Data entries:

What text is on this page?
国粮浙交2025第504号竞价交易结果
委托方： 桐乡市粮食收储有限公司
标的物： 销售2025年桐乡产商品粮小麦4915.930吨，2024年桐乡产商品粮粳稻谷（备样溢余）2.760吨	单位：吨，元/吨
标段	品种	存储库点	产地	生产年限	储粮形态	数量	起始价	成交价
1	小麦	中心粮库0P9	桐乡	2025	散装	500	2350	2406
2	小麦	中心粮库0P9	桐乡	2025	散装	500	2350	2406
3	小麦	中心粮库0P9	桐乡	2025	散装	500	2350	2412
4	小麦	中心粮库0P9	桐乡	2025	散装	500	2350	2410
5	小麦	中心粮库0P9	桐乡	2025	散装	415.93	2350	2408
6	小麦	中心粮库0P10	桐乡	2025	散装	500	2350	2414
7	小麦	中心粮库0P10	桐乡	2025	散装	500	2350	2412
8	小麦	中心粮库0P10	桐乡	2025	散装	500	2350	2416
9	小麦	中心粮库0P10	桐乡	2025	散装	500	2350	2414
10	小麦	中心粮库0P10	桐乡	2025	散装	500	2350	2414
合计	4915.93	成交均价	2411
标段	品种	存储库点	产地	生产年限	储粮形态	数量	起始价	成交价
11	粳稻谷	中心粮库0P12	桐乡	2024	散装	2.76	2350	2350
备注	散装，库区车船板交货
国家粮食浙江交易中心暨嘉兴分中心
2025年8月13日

Exercise aim - Restate every record exactly, leaving nothing out.

Expected answer -
What text is on this page?
国粮浙交2025第504号竞价交易结果
委托方： 桐乡市粮食收储有限公司
标的物： 销售2025年桐乡产商品粮小麦4915.930吨，2024年桐乡产商品粮粳稻谷（备样溢余）2.760吨	单位：吨，元/吨
标段	品种	存储库点	产地	生产年限	储粮形态	数量	起始价	成交价
1	小麦	中心粮库0P9	桐乡	2025	散装	500	2350	2406
2	小麦	中心粮库0P9	桐乡	2025	散装	500	2350	2406
3	小麦	中心粮库0P9	桐乡	2025	散装	500	2350	2412
4	小麦	中心粮库0P9	桐乡	2025	散装	500	2350	2410
5	小麦	中心粮库0P9	桐乡	2025	散装	415.93	2350	2408
6	小麦	中心粮库0P10	桐乡	2025	散装	500	2350	2414
7	小麦	中心粮库0P10	桐乡	2025	散装	500	2350	2412
8	小麦	中心粮库0P10	桐乡	2025	散装	500	2350	2416
9	小麦	中心粮库0P10	桐乡	2025	散装	500	2350	2414
10	小麦	中心粮库0P10	桐乡	2025	散装	500	2350	2414
合计	4915.93	成交均价	2411
标段	品种	存储库点	产地	生产年限	储粮形态	数量	起始价	成交价
11	粳稻谷	中心粮库0P12	桐乡	2024	散装	2.76	2350	2350
备注	散装，库区车船板交货
国家粮食浙江交易中心暨嘉兴分中心
2025年8月13日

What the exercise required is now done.